Stored records
-- -- --
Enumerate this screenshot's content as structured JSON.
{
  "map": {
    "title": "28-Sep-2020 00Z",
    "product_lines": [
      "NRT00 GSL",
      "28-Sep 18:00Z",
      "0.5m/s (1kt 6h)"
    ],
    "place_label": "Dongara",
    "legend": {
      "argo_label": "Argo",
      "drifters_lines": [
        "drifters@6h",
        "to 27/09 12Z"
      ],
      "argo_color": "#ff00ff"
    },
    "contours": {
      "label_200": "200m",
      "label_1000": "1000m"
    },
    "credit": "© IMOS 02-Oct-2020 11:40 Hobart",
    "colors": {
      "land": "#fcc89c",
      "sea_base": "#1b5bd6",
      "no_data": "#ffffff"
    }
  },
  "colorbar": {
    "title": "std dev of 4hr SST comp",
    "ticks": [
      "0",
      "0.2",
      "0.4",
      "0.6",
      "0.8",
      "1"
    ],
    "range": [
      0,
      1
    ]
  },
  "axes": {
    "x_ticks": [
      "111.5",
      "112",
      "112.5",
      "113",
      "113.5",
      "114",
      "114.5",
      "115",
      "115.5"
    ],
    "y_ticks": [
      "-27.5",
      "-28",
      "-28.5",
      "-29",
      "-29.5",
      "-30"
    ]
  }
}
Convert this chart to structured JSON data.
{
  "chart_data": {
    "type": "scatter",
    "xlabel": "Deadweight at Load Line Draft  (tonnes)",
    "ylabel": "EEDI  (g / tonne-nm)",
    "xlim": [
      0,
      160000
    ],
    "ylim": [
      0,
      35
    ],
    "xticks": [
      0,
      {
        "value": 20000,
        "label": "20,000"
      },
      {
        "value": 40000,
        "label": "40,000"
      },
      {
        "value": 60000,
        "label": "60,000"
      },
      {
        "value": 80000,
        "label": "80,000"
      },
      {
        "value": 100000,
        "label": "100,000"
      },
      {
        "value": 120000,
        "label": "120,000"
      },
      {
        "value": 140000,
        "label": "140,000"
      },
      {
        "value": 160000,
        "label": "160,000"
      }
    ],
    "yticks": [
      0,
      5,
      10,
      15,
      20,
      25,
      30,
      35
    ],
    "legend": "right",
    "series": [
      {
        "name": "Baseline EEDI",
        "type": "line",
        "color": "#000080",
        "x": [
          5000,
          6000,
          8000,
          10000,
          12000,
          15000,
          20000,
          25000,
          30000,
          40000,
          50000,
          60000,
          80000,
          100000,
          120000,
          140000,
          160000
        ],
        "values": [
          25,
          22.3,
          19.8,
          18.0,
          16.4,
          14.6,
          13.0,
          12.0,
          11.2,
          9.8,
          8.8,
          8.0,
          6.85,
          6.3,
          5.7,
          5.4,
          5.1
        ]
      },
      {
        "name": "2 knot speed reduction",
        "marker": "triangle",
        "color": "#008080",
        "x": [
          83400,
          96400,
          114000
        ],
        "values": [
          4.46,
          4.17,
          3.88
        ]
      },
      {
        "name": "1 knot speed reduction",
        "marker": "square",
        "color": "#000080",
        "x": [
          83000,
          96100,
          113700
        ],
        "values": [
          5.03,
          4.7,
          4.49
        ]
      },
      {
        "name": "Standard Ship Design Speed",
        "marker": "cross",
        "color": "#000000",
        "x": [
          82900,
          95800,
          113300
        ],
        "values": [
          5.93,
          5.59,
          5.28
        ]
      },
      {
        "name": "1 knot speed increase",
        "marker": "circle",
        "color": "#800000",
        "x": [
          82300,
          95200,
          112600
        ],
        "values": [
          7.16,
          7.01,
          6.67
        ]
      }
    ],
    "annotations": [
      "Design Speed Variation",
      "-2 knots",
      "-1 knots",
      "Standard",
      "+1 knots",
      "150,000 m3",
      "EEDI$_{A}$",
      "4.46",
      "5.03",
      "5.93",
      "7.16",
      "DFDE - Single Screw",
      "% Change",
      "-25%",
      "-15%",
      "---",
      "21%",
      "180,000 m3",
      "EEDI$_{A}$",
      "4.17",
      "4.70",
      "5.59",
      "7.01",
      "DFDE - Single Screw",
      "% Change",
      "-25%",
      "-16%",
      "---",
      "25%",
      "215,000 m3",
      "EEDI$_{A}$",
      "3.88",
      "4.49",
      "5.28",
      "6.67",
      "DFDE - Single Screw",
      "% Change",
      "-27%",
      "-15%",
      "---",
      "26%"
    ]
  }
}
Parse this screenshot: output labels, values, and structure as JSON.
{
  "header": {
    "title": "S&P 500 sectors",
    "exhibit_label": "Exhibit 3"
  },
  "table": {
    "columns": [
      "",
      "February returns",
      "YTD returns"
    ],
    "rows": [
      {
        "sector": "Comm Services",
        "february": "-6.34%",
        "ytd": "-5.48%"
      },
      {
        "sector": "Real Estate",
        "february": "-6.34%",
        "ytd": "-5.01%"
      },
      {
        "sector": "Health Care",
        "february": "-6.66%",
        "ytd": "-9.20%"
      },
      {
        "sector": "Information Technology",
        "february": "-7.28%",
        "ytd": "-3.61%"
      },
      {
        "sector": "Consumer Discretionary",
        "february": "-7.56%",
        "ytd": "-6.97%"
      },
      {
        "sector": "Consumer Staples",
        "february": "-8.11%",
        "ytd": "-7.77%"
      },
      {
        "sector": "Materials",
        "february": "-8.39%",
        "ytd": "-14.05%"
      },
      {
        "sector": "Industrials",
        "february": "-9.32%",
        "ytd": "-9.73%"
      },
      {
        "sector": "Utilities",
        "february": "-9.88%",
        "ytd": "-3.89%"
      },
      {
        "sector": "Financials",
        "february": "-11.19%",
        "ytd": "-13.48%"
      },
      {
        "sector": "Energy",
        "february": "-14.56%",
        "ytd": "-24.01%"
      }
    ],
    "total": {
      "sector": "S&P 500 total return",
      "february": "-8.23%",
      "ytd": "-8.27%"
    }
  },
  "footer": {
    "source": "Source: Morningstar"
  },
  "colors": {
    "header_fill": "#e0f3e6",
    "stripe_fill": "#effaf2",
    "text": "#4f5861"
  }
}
-- -- --
* Aim of the exercise
Recopy the entries above in their entirety, exactly.

* Result of the task
Enumerate this screenshot's content as structured JSON.
{
  "map": {
    "title": "28-Sep-2020 00Z",
    "product_lines": [
      "NRT00 GSL",
      "28-Sep 18:00Z",
      "0.5m/s (1kt 6h)"
    ],
    "place_label": "Dongara",
    "legend": {
      "argo_label": "Argo",
      "drifters_lines": [
        "drifters@6h",
        "to 27/09 12Z"
      ],
      "argo_color": "#ff00ff"
    },
    "contours": {
      "label_200": "200m",
      "label_1000": "1000m"
    },
    "credit": "© IMOS 02-Oct-2020 11:40 Hobart",
    "colors": {
      "land": "#fcc89c",
      "sea_base": "#1b5bd6",
      "no_data": "#ffffff"
    }
  },
  "colorbar": {
    "title": "std dev of 4hr SST comp",
    "ticks": [
      "0",
      "0.2",
      "0.4",
      "0.6",
      "0.8",
      "1"
    ],
    "range": [
      0,
      1
    ]
  },
  "axes": {
    "x_ticks": [
      "111.5",
      "112",
      "112.5",
      "113",
      "113.5",
      "114",
      "114.5",
      "115",
      "115.5"
    ],
    "y_ticks": [
      "-27.5",
      "-28",
      "-28.5",
      "-29",
      "-29.5",
      "-30"
    ]
  }
}
Convert this chart to structured JSON data.
{
  "chart_data": {
    "type": "scatter",
    "xlabel": "Deadweight at Load Line Draft  (tonnes)",
    "ylabel": "EEDI  (g / tonne-nm)",
    "xlim": [
      0,
      160000
    ],
    "ylim": [
      0,
      35
    ],
    "xticks": [
      0,
      {
        "value": 20000,
        "label": "20,000"
      },
      {
        "value": 40000,
        "label": "40,000"
      },
      {
        "value": 60000,
        "label": "60,000"
      },
      {
        "value": 80000,
        "label": "80,000"
      },
      {
        "value": 100000,
        "label": "100,000"
      },
      {
        "value": 120000,
        "label": "120,000"
      },
      {
        "value": 140000,
        "label": "140,000"
      },
      {
        "value": 160000,
        "label": "160,000"
      }
    ],
    "yticks": [
      0,
      5,
      10,
      15,
      20,
      25,
      30,
      35
    ],
    "legend": "right",
    "series": [
      {
        "name": "Baseline EEDI",
        "type": "line",
        "color": "#000080",
        "x": [
          5000,
          6000,
          8000,
          10000,
          12000,
          15000,
          20000,
          25000,
          30000,
          40000,
          50000,
          60000,
          80000,
          100000,
          120000,
          140000,
          160000
        ],
        "values": [
          25,
          22.3,
          19.8,
          18.0,
          16.4,
          14.6,
          13.0,
          12.0,
          11.2,
          9.8,
          8.8,
          8.0,
          6.85,
          6.3,
          5.7,
          5.4,
          5.1
        ]
      },
      {
        "name": "2 knot speed reduction",
        "marker": "triangle",
        "color": "#008080",
        "x": [
          83400,
          96400,
          114000
        ],
        "values": [
          4.46,
          4.17,
          3.88
        ]
      },
      {
        "name": "1 knot speed reduction",
        "marker": "square",
        "color": "#000080",
        "x": [
          83000,
          96100,
          113700
        ],
        "values": [
          5.03,
          4.7,
          4.49
        ]
      },
      {
        "name": "Standard Ship Design Speed",
        "marker": "cross",
        "color": "#000000",
        "x": [
          82900,
          95800,
          113300
        ],
        "values": [
          5.93,
          5.59,
          5.28
        ]
      },
      {
        "name": "1 knot speed increase",
        "marker": "circle",
        "color": "#800000",
        "x": [
          82300,
          95200,
          112600
        ],
        "values": [
          7.16,
          7.01,
          6.67
        ]
      }
    ],
    "annotations": [
      "Design Speed Variation",
      "-2 knots",
      "-1 knots",
      "Standard",
      "+1 knots",
      "150,000 m3",
      "EEDI$_{A}$",
      "4.46",
      "5.03",
      "5.93",
      "7.16",
      "DFDE - Single Screw",
      "% Change",
      "-25%",
      "-15%",
      "---",
      "21%",
      "180,000 m3",
      "EEDI$_{A}$",
      "4.17",
      "4.70",
      "5.59",
      "7.01",
      "DFDE - Single Screw",
      "% Change",
      "-25%",
      "-16%",
      "---",
      "25%",
      "215,000 m3",
      "EEDI$_{A}$",
      "3.88",
      "4.49",
      "5.28",
      "6.67",
      "DFDE - Single Screw",
      "% Change",
      "-27%",
      "-15%",
      "---",
      "26%"
    ]
  }
}
Parse this screenshot: output labels, values, and structure as JSON.
{
  "header": {
    "title": "S&P 500 sectors",
    "exhibit_label": "Exhibit 3"
  },
  "table": {
    "columns": [
      "",
      "February returns",
      "YTD returns"
    ],
    "rows": [
      {
        "sector": "Comm Services",
        "february": "-6.34%",
        "ytd": "-5.48%"
      },
      {
        "sector": "Real Estate",
        "february": "-6.34%",
        "ytd": "-5.01%"
      },
      {
        "sector": "Health Care",
        "february": "-6.66%",
        "ytd": "-9.20%"
      },
      {
        "sector": "Information Technology",
        "february": "-7.28%",
        "ytd": "-3.61%"
      },
      {
        "sector": "Consumer Discretionary",
        "february": "-7.56%",
        "ytd": "-6.97%"
      },
      {
        "sector": "Consumer Staples",
        "february": "-8.11%",
        "ytd": "-7.77%"
      },
      {
        "sector": "Materials",
        "february": "-8.39%",
        "ytd": "-14.05%"
      },
      {
        "sector": "Industrials",
        "february": "-9.32%",
        "ytd": "-9.73%"
      },
      {
        "sector": "Utilities",
        "february": "-9.88%",
        "ytd": "-3.89%"
      },
      {
        "sector": "Financials",
        "february": "-11.19%",
        "ytd": "-13.48%"
      },
      {
        "sector": "Energy",
        "february": "-14.56%",
        "ytd": "-24.01%"
      }
    ],
    "total": {
      "sector": "S&P 500 total return",
      "february": "-8.23%",
      "ytd": "-8.27%"
    }
  },
  "footer": {
    "source": "Source: Morningstar"
  },
  "colors": {
    "header_fill": "#e0f3e6",
    "stripe_fill": "#effaf2",
    "text": "#4f5861"
  }
}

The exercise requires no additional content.